(Source records)
───

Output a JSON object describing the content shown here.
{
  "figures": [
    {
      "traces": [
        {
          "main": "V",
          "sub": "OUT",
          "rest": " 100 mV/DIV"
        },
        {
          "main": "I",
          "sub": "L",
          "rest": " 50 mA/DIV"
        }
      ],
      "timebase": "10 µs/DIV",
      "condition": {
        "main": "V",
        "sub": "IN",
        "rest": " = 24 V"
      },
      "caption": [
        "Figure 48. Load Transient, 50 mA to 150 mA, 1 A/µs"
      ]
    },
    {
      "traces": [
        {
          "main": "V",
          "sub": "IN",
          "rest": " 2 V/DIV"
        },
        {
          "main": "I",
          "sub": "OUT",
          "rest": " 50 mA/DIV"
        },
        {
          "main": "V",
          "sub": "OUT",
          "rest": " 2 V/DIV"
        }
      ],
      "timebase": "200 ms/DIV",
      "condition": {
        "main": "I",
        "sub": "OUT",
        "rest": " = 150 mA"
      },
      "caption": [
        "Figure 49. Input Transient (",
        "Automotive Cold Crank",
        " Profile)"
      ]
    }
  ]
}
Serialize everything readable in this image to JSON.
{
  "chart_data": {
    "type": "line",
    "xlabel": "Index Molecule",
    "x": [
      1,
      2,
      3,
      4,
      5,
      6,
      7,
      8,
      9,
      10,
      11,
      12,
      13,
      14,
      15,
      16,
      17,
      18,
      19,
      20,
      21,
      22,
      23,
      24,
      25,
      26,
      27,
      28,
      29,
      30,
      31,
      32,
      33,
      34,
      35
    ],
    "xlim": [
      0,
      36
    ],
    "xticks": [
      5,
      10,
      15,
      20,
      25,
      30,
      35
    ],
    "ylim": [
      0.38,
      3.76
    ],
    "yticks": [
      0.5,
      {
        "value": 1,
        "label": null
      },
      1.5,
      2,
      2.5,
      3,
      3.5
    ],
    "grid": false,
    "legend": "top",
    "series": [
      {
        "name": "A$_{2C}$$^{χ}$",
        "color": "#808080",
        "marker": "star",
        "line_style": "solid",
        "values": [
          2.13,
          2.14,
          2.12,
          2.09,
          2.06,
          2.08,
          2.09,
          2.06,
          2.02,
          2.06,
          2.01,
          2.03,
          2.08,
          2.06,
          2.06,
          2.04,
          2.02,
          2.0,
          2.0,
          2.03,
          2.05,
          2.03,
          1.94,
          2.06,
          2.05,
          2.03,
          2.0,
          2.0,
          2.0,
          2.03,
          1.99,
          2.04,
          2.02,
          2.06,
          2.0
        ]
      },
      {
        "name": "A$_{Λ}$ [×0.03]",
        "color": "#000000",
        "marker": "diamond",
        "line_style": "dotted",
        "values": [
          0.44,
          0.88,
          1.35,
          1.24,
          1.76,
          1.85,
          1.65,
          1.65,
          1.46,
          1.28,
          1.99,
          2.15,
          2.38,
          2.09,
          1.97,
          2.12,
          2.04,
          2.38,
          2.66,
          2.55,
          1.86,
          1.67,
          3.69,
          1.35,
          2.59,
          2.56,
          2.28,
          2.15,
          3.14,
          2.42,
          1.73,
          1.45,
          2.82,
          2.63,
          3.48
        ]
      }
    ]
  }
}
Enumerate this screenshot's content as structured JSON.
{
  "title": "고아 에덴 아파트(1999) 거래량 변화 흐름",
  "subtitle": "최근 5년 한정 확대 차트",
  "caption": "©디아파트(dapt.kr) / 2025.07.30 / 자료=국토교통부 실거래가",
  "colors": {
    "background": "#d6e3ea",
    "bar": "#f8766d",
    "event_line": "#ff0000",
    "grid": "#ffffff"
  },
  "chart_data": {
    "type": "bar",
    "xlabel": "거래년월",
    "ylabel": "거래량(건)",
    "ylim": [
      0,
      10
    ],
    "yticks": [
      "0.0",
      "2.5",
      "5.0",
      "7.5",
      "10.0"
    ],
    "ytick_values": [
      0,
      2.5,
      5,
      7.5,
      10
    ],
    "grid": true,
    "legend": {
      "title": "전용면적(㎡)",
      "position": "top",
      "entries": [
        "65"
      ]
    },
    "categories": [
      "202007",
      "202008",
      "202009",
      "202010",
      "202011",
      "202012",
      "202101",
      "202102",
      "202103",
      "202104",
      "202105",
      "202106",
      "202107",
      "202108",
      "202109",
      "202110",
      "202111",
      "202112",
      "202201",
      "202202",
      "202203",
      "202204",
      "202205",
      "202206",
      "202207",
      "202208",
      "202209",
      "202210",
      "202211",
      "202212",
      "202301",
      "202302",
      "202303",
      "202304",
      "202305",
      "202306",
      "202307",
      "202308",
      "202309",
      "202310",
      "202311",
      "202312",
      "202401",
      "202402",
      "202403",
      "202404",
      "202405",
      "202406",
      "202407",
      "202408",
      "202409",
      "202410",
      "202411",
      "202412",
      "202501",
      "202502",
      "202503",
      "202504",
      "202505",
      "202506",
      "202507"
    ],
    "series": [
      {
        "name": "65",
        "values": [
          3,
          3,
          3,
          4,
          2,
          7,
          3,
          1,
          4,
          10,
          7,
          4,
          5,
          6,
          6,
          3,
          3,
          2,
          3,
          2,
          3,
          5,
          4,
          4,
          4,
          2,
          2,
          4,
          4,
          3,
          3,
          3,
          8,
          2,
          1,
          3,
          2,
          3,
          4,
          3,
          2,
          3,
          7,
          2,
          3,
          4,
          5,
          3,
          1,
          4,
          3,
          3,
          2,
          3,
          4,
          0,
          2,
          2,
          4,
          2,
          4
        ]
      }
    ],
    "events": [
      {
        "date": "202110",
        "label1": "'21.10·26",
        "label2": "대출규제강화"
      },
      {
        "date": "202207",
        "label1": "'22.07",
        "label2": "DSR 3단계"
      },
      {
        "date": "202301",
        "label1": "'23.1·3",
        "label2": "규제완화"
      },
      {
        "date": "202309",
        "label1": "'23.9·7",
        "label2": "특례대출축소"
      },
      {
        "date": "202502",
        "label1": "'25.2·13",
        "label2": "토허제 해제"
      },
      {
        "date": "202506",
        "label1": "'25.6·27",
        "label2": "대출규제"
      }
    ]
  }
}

───

▸ **Exercise prompt**
Print again each line of the listing above, exactly as it appears.

▸ **The result**
Output a JSON object describing the content shown here.
{
  "figures": [
    {
      "traces": [
        {
          "main": "V",
          "sub": "OUT",
          "rest": " 100 mV/DIV"
        },
        {
          "main": "I",
          "sub": "L",
          "rest": " 50 mA/DIV"
        }
      ],
      "timebase": "10 µs/DIV",
      "condition": {
        "main": "V",
        "sub": "IN",
        "rest": " = 24 V"
      },
      "caption": [
        "Figure 48. Load Transient, 50 mA to 150 mA, 1 A/µs"
      ]
    },
    {
      "traces": [
        {
          "main": "V",
          "sub": "IN",
          "rest": " 2 V/DIV"
        },
        {
          "main": "I",
          "sub": "OUT",
          "rest": " 50 mA/DIV"
        },
        {
          "main": "V",
          "sub": "OUT",
          "rest": " 2 V/DIV"
        }
      ],
      "timebase": "200 ms/DIV",
      "condition": {
        "main": "I",
        "sub": "OUT",
        "rest": " = 150 mA"
      },
      "caption": [
        "Figure 49. Input Transient (",
        "Automotive Cold Crank",
        " Profile)"
      ]
    }
  ]
}
Serialize everything readable in this image to JSON.
{
  "chart_data": {
    "type": "line",
    "xlabel": "Index Molecule",
    "x": [
      1,
      2,
      3,
      4,
      5,
      6,
      7,
      8,
      9,
      10,
      11,
      12,
      13,
      14,
      15,
      16,
      17,
      18,
      19,
      20,
      21,
      22,
      23,
      24,
      25,
      26,
      27,
      28,
      29,
      30,
      31,
      32,
      33,
      34,
      35
    ],
    "xlim": [
      0,
      36
    ],
    "xticks": [
      5,
      10,
      15,
      20,
      25,
      30,
      35
    ],
    "ylim": [
      0.38,
      3.76
    ],
    "yticks": [
      0.5,
      {
        "value": 1,
        "label": null
      },
      1.5,
      2,
      2.5,
      3,
      3.5
    ],
    "grid": false,
    "legend": "top",
    "series": [
      {
        "name": "A$_{2C}$$^{χ}$",
        "color": "#808080",
        "marker": "star",
        "line_style": "solid",
        "values": [
          2.13,
          2.14,
          2.12,
          2.09,
          2.06,
          2.08,
          2.09,
          2.06,
          2.02,
          2.06,
          2.01,
          2.03,
          2.08,
          2.06,
          2.06,
          2.04,
          2.02,
          2.0,
          2.0,
          2.03,
          2.05,
          2.03,
          1.94,
          2.06,
          2.05,
          2.03,
          2.0,
          2.0,
          2.0,
          2.03,
          1.99,
          2.04,
          2.02,
          2.06,
          2.0
        ]
      },
      {
        "name": "A$_{Λ}$ [×0.03]",
        "color": "#000000",
        "marker": "diamond",
        "line_style": "dotted",
        "values": [
          0.44,
          0.88,
          1.35,
          1.24,
          1.76,
          1.85,
          1.65,
          1.65,
          1.46,
          1.28,
          1.99,
          2.15,
          2.38,
          2.09,
          1.97,
          2.12,
          2.04,
          2.38,
          2.66,
          2.55,
          1.86,
          1.67,
          3.69,
          1.35,
          2.59,
          2.56,
          2.28,
          2.15,
          3.14,
          2.42,
          1.73,
          1.45,
          2.82,
          2.63,
          3.48
        ]
      }
    ]
  }
}
Enumerate this screenshot's content as structured JSON.
{
  "title": "고아 에덴 아파트(1999) 거래량 변화 흐름",
  "subtitle": "최근 5년 한정 확대 차트",
  "caption": "©디아파트(dapt.kr) / 2025.07.30 / 자료=국토교통부 실거래가",
  "colors": {
    "background": "#d6e3ea",
    "bar": "#f8766d",
    "event_line": "#ff0000",
    "grid": "#ffffff"
  },
  "chart_data": {
    "type": "bar",
    "xlabel": "거래년월",
    "ylabel": "거래량(건)",
    "ylim": [
      0,
      10
    ],
    "yticks": [
      "0.0",
      "2.5",
      "5.0",
      "7.5",
      "10.0"
    ],
    "ytick_values": [
      0,
      2.5,
      5,
      7.5,
      10
    ],
    "grid": true,
    "legend": {
      "title": "전용면적(㎡)",
      "position": "top",
      "entries": [
        "65"
      ]
    },
    "categories": [
      "202007",
      "202008",
      "202009",
      "202010",
      "202011",
      "202012",
      "202101",
      "202102",
      "202103",
      "202104",
      "202105",
      "202106",
      "202107",
      "202108",
      "202109",
      "202110",
      "202111",
      "202112",
      "202201",
      "202202",
      "202203",
      "202204",
      "202205",
      "202206",
      "202207",
      "202208",
      "202209",
      "202210",
      "202211",
      "202212",
      "202301",
      "202302",
      "202303",
      "202304",
      "202305",
      "202306",
      "202307",
      "202308",
      "202309",
      "202310",
      "202311",
      "202312",
      "202401",
      "202402",
      "202403",
      "202404",
      "202405",
      "202406",
      "202407",
      "202408",
      "202409",
      "202410",
      "202411",
      "202412",
      "202501",
      "202502",
      "202503",
      "202504",
      "202505",
      "202506",
      "202507"
    ],
    "series": [
      {
        "name": "65",
        "values": [
          3,
          3,
          3,
          4,
          2,
          7,
          3,
          1,
          4,
          10,
          7,
          4,
          5,
          6,
          6,
          3,
          3,
          2,
          3,
          2,
          3,
          5,
          4,
          4,
          4,
          2,
          2,
          4,
          4,
          3,
          3,
          3,
          8,
          2,
          1,
          3,
          2,
          3,
          4,
          3,
          2,
          3,
          7,
          2,
          3,
          4,
          5,
          3,
          1,
          4,
          3,
          3,
          2,
          3,
          4,
          0,
          2,
          2,
          4,
          2,
          4
        ]
      }
    ],
    "events": [
      {
        "date": "202110",
        "label1": "'21.10·26",
        "label2": "대출규제강화"
      },
      {
        "date": "202207",
        "label1": "'22.07",
        "label2": "DSR 3단계"
      },
      {
        "date": "202301",
        "label1": "'23.1·3",
        "label2": "규제완화"
      },
      {
        "date": "202309",
        "label1": "'23.9·7",
        "label2": "특례대출축소"
      },
      {
        "date": "202502",
        "label1": "'25.2·13",
        "label2": "토허제 해제"
      },
      {
        "date": "202506",
        "label1": "'25.6·27",
        "label2": "대출규제"
      }
    ]
  }
}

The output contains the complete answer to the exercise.